▶ _PROBLEM DETAILS_
Select, from the data, each line where "nanotubes" occurs.

▶ _DATA FOR ANALYSIS_
================
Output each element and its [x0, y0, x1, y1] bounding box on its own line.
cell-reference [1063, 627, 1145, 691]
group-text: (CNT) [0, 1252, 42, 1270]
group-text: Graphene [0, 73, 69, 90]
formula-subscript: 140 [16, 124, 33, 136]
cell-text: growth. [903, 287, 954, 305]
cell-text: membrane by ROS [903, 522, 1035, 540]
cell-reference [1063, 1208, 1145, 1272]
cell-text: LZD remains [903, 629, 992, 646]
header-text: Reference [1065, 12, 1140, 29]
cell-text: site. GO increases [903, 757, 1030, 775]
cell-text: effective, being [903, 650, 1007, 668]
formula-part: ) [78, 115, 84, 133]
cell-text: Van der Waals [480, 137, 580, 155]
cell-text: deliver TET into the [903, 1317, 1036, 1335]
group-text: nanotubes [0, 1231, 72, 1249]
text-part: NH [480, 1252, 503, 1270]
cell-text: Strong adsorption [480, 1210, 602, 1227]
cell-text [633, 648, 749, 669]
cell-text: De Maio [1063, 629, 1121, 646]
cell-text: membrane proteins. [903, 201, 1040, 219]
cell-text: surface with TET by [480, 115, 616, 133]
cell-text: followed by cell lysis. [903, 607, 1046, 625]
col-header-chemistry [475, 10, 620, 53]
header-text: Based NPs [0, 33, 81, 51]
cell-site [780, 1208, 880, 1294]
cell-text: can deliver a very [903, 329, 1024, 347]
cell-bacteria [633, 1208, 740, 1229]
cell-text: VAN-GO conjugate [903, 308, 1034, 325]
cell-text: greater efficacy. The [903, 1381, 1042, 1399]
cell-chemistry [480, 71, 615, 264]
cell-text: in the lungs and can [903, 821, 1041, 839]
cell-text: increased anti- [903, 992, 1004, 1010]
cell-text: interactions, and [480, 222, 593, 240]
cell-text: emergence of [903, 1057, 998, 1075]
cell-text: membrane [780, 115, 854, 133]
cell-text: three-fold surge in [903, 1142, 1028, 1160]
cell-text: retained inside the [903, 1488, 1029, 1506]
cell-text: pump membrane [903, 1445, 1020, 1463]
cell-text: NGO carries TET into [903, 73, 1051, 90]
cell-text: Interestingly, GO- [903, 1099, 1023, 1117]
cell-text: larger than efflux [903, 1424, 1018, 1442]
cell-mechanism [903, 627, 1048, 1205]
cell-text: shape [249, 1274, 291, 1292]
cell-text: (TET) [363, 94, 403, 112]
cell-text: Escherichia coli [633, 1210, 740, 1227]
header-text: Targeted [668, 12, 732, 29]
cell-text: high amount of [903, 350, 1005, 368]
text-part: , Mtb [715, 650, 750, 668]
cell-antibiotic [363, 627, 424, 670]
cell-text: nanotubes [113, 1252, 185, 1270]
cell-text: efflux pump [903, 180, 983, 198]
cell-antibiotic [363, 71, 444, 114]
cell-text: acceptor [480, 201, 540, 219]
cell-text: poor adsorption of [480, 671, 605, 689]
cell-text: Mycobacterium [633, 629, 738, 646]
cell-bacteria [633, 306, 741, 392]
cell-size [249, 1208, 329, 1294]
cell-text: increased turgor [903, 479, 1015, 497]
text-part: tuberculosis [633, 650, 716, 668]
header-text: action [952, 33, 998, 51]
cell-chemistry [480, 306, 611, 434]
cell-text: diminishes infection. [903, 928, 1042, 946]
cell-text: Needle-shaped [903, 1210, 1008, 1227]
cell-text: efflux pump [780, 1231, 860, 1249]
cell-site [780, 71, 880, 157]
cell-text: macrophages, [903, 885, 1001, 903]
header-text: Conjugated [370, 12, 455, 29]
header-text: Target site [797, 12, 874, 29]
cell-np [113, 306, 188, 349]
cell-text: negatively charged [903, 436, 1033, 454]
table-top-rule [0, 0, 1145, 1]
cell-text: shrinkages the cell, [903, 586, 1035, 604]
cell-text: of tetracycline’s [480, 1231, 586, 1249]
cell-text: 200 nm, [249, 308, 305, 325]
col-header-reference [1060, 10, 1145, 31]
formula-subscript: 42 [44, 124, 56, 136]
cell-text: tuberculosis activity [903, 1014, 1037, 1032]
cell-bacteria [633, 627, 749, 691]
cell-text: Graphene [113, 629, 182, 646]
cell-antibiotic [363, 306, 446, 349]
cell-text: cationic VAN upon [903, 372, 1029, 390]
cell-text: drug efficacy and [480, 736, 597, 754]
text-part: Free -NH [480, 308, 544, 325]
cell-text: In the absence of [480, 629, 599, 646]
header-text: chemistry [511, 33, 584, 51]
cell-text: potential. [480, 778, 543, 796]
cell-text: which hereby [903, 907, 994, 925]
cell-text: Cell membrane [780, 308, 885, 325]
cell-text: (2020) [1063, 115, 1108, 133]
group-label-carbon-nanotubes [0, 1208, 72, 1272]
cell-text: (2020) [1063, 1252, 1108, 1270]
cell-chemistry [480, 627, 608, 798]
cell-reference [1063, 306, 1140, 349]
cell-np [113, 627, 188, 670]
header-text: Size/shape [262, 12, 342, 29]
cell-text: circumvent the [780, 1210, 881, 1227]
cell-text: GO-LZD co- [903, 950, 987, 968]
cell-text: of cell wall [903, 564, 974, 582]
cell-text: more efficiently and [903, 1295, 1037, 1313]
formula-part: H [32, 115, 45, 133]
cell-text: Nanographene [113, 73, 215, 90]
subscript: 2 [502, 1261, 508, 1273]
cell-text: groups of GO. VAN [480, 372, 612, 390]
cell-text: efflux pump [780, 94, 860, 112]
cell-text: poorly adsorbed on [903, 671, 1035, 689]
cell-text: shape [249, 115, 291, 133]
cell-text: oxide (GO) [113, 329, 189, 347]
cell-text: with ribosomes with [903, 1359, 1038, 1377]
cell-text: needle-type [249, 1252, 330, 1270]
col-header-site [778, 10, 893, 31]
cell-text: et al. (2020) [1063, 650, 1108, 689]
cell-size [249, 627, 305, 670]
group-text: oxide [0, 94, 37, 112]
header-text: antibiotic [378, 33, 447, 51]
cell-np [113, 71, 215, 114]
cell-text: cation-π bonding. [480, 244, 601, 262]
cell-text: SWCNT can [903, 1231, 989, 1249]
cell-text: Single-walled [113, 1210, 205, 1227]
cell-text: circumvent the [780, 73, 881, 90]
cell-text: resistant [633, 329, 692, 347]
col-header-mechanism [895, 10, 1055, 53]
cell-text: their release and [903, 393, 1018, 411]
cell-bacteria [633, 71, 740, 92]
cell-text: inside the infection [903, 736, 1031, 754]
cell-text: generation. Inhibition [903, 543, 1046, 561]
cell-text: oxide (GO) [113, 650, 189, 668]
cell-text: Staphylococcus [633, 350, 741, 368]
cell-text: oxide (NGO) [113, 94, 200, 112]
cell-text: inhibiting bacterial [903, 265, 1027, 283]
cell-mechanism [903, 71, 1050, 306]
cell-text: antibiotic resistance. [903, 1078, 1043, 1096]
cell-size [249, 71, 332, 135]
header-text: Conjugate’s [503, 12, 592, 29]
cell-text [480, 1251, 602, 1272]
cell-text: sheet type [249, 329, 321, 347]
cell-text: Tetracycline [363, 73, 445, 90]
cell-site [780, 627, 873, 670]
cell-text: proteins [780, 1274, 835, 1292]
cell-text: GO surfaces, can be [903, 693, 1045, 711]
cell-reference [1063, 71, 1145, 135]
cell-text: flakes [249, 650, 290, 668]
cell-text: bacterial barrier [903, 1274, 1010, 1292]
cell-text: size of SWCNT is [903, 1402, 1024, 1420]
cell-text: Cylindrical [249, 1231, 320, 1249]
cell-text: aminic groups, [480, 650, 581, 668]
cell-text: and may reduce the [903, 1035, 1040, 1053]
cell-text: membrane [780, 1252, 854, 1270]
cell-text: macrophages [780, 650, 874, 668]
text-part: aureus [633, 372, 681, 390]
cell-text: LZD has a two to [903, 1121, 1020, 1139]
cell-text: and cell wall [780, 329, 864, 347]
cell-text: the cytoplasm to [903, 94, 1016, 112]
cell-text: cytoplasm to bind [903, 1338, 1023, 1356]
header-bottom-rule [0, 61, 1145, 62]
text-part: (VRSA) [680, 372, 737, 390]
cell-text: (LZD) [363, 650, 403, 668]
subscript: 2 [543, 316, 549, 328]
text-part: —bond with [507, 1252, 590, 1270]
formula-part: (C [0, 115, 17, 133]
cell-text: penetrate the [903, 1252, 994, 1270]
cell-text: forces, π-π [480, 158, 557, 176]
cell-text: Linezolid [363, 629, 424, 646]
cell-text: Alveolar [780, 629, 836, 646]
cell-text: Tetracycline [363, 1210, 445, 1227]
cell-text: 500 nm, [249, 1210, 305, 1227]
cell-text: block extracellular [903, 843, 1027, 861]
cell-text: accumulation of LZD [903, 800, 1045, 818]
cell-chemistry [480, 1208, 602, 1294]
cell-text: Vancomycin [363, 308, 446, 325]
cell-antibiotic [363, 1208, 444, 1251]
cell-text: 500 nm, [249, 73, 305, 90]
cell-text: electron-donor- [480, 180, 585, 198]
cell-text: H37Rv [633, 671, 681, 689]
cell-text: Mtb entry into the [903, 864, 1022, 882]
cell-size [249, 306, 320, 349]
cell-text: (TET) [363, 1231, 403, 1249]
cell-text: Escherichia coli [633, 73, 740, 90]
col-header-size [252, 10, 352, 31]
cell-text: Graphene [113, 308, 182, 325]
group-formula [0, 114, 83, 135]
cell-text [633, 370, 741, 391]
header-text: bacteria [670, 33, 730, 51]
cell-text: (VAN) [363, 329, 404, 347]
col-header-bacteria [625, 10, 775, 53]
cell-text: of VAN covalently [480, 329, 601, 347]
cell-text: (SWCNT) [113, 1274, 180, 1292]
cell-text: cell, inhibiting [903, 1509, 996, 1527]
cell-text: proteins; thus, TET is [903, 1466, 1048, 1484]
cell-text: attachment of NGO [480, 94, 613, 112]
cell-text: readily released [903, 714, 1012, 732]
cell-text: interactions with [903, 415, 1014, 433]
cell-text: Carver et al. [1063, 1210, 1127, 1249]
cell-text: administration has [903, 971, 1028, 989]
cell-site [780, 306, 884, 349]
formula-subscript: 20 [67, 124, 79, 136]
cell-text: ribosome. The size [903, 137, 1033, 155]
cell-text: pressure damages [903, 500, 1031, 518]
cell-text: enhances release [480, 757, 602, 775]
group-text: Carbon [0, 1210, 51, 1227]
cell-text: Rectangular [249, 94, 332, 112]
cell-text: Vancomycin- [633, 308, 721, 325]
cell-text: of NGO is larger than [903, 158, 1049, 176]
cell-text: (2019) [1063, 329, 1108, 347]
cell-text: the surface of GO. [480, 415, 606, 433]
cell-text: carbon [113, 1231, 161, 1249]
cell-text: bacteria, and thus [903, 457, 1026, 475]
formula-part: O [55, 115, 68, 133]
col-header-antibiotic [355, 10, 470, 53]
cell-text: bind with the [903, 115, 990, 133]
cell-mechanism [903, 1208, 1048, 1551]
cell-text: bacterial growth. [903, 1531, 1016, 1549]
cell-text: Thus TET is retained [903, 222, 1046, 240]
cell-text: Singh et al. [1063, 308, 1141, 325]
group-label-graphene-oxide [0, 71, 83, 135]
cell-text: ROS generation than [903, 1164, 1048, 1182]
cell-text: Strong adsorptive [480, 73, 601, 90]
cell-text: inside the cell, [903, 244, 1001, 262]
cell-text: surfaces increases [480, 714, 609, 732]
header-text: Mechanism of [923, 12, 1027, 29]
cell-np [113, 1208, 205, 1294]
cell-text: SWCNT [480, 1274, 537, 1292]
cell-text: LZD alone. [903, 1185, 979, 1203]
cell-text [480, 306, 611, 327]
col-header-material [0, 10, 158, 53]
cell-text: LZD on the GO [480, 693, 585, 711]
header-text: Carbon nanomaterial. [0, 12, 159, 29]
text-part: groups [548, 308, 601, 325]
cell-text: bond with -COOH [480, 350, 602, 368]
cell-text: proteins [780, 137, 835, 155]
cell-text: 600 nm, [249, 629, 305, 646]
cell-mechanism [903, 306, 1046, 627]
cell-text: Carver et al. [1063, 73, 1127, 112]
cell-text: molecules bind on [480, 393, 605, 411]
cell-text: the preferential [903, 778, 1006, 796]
================
▶ _PROBLEM SOLUTION_
group-text: nanotubes [0, 1231, 72, 1249]
cell-text: nanotubes [113, 1252, 185, 1270]
group-label-carbon-nanotubes [0, 1208, 72, 1272]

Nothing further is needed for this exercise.